:: DATA LINES

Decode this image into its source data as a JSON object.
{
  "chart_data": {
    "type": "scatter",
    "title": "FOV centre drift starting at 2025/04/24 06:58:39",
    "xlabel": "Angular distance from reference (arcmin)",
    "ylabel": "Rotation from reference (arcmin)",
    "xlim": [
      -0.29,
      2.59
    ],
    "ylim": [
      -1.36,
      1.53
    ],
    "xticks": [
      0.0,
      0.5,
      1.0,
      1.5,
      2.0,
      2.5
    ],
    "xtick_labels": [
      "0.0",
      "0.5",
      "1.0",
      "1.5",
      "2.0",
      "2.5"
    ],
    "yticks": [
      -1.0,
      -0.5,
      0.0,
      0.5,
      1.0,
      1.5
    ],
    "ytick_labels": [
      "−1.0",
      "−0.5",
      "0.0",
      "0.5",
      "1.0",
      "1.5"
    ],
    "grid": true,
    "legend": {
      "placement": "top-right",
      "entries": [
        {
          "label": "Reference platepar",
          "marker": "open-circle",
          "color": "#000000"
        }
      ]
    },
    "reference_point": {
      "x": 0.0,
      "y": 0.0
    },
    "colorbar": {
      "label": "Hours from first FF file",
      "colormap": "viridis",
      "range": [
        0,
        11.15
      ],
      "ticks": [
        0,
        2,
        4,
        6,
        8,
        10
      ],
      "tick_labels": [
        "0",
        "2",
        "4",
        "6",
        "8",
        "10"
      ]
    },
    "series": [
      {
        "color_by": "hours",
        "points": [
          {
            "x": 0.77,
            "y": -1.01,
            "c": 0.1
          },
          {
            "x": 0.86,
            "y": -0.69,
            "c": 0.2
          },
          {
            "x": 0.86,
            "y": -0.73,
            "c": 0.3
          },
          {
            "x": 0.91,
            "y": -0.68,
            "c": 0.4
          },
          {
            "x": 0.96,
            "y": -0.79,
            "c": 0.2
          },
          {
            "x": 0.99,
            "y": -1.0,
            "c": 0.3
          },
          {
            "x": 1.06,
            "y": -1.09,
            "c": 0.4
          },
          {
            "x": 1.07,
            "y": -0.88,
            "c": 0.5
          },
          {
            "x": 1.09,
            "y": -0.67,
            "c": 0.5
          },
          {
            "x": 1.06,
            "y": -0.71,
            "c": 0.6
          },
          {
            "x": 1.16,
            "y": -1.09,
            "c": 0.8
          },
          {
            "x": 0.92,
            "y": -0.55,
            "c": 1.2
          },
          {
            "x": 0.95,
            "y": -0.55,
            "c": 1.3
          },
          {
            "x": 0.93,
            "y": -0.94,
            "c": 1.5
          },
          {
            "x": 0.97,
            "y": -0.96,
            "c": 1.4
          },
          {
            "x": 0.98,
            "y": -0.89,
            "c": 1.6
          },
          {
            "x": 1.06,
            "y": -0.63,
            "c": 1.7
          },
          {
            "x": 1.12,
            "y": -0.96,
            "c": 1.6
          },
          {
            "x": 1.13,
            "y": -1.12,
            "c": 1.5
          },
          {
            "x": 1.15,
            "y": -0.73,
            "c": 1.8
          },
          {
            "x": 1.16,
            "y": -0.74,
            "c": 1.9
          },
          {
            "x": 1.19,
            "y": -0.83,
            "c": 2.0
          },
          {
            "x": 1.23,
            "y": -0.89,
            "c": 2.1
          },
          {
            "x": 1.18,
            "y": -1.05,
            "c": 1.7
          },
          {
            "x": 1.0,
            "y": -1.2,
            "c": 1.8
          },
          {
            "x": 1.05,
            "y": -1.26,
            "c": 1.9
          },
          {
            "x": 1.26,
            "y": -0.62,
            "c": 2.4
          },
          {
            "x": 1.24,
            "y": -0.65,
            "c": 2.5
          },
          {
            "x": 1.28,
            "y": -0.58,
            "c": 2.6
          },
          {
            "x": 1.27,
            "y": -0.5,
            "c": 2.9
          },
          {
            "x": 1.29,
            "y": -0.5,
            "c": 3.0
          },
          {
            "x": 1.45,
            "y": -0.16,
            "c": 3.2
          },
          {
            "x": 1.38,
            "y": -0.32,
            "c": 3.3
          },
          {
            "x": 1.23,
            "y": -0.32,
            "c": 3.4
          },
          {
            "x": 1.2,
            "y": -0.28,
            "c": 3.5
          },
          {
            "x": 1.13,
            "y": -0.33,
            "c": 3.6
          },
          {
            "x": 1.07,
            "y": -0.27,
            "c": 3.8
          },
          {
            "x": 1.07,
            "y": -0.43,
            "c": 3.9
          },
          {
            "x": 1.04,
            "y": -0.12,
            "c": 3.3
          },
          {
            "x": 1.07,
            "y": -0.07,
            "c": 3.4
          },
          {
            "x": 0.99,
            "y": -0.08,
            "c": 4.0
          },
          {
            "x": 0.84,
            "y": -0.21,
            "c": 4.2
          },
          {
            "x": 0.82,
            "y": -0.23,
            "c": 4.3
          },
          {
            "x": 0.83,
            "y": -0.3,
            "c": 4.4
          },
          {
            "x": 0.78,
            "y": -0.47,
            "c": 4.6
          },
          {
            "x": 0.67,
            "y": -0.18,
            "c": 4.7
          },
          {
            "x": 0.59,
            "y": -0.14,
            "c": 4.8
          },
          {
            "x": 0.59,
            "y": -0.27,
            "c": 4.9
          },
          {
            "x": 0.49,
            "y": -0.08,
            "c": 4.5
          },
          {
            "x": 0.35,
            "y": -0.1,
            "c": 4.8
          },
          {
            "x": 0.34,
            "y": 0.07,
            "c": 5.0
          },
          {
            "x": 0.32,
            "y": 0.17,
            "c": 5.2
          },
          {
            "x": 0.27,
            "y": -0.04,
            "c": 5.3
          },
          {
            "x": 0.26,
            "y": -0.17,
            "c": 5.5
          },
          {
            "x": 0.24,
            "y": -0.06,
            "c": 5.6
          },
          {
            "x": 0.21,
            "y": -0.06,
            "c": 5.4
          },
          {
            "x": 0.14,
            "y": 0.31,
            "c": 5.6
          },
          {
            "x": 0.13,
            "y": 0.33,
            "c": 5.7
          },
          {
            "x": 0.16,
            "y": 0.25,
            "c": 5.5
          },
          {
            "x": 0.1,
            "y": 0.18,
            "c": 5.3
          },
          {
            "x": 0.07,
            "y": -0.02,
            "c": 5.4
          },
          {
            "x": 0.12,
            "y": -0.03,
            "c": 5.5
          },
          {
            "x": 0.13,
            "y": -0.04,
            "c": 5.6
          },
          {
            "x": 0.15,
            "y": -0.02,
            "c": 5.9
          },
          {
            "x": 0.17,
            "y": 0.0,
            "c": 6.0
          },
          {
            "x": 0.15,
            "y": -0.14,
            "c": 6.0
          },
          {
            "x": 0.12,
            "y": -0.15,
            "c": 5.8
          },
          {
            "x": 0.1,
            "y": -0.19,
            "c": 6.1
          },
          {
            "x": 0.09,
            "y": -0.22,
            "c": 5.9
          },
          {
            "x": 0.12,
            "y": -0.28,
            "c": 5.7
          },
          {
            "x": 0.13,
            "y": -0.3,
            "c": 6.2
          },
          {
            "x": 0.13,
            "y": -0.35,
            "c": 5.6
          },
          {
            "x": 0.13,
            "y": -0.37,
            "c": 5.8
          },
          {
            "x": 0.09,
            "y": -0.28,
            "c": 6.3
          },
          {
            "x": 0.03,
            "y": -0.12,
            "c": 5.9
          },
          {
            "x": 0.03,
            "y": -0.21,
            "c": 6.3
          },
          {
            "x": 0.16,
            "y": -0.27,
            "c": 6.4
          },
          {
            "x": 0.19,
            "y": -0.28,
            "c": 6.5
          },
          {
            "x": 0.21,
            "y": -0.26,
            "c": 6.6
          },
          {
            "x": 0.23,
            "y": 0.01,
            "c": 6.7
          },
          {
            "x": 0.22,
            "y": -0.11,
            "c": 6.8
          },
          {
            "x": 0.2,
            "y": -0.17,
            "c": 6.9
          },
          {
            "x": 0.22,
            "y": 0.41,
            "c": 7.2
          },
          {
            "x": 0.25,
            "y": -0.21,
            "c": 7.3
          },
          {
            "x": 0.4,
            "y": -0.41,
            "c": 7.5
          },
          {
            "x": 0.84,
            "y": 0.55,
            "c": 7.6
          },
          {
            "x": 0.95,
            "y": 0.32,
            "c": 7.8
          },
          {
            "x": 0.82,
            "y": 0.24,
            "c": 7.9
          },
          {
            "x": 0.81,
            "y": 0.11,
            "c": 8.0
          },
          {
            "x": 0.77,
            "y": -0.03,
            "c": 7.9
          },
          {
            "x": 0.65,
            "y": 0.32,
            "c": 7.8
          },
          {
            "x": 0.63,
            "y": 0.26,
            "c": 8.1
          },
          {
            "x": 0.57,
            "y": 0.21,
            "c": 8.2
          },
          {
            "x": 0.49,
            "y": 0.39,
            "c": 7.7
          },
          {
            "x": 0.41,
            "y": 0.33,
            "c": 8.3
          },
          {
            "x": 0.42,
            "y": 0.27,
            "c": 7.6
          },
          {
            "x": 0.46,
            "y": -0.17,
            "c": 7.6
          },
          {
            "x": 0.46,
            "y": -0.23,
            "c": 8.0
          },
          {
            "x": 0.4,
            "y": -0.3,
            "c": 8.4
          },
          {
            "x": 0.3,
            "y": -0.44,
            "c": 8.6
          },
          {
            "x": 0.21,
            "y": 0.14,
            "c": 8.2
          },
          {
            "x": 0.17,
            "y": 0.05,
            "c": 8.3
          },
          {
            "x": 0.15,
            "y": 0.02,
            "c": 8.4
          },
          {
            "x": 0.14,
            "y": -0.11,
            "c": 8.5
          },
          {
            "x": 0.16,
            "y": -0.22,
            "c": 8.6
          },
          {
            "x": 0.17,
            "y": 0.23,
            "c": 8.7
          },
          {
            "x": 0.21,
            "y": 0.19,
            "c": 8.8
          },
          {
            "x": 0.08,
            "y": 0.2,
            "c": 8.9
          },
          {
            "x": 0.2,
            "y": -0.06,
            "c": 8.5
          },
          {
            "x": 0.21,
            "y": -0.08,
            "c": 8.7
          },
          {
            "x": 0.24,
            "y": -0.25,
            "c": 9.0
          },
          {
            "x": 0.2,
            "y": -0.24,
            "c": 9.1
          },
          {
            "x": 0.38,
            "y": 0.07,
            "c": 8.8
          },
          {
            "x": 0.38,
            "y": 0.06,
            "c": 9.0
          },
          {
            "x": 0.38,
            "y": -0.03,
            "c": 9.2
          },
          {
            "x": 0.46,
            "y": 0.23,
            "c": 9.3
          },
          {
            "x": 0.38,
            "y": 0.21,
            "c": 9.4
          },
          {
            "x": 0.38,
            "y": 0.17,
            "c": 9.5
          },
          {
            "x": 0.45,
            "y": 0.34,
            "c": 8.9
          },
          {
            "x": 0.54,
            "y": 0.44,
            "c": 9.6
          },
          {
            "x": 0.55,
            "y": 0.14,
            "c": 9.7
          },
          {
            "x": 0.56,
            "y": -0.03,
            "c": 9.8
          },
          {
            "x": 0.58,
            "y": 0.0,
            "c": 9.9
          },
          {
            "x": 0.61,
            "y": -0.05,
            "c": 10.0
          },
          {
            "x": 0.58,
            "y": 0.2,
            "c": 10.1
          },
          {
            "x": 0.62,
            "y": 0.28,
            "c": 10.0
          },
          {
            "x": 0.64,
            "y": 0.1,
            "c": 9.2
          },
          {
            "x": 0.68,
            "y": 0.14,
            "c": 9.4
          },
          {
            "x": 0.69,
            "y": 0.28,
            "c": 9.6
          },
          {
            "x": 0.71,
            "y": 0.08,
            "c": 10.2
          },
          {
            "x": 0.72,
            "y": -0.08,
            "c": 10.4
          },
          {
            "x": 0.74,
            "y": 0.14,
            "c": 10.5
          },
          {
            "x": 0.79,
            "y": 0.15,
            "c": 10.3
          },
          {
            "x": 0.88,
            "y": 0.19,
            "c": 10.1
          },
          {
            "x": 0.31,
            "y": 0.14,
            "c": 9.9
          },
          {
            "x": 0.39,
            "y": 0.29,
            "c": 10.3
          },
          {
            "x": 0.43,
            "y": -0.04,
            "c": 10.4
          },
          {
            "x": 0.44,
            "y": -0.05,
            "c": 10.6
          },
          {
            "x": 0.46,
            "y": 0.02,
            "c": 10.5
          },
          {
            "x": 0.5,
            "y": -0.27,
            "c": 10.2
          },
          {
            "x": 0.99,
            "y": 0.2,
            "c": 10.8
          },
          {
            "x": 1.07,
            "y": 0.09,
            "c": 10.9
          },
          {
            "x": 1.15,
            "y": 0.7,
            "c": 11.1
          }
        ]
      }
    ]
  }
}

::::

WHAT THIS TASK INVOLVES -
From the entries above, copy every line where the word "arcmin" shows up.

EXERCISE RESULT -
    "xlabel": "Angular distance from reference (arcmin)",
    "ylabel": "Rotation from reference (arcmin)",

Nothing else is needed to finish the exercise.